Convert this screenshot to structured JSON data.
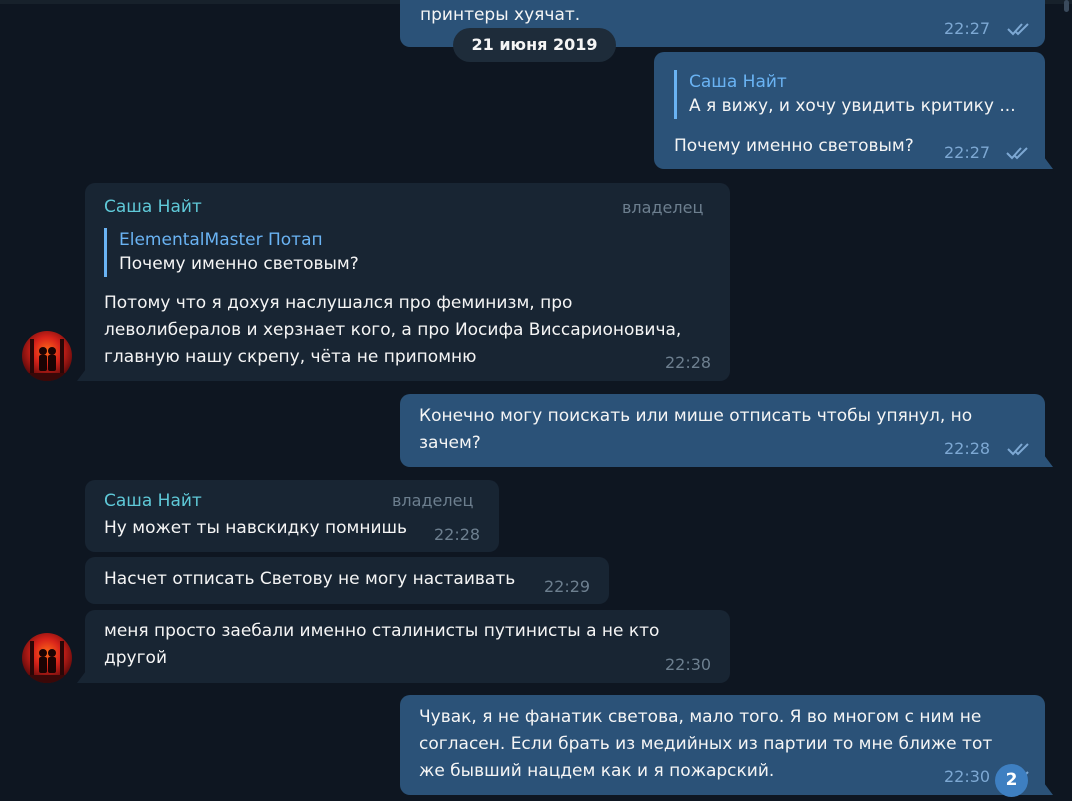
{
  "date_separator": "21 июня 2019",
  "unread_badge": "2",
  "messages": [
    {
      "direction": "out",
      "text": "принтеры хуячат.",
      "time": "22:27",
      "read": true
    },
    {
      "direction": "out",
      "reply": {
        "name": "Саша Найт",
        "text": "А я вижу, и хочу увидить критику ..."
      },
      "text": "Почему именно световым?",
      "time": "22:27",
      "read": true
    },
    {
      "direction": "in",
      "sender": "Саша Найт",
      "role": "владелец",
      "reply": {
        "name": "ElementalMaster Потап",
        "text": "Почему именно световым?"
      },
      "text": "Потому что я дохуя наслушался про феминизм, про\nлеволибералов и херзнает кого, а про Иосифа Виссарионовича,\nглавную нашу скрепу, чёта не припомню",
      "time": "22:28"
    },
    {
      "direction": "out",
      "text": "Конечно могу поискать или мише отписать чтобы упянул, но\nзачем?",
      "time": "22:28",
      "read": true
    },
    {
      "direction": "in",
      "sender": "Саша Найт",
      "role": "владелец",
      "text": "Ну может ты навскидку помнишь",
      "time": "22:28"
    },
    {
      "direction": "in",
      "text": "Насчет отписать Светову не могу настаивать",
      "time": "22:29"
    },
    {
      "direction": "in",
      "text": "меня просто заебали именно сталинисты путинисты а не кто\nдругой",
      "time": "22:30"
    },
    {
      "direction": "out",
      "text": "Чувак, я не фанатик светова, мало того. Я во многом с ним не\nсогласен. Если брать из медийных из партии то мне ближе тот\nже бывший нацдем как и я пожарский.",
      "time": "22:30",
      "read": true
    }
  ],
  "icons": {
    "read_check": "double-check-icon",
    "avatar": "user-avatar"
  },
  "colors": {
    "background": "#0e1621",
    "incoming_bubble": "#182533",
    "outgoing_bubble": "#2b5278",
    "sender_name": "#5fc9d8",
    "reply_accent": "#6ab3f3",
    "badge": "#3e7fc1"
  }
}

* Goal
Identify and copy lines that hold the string "именно".

* Worked answer
      "text": "Почему именно световым?",
        "text": "Почему именно световым?"
      "text": "меня просто заебали именно сталинисты путинисты а не кто\nдругой",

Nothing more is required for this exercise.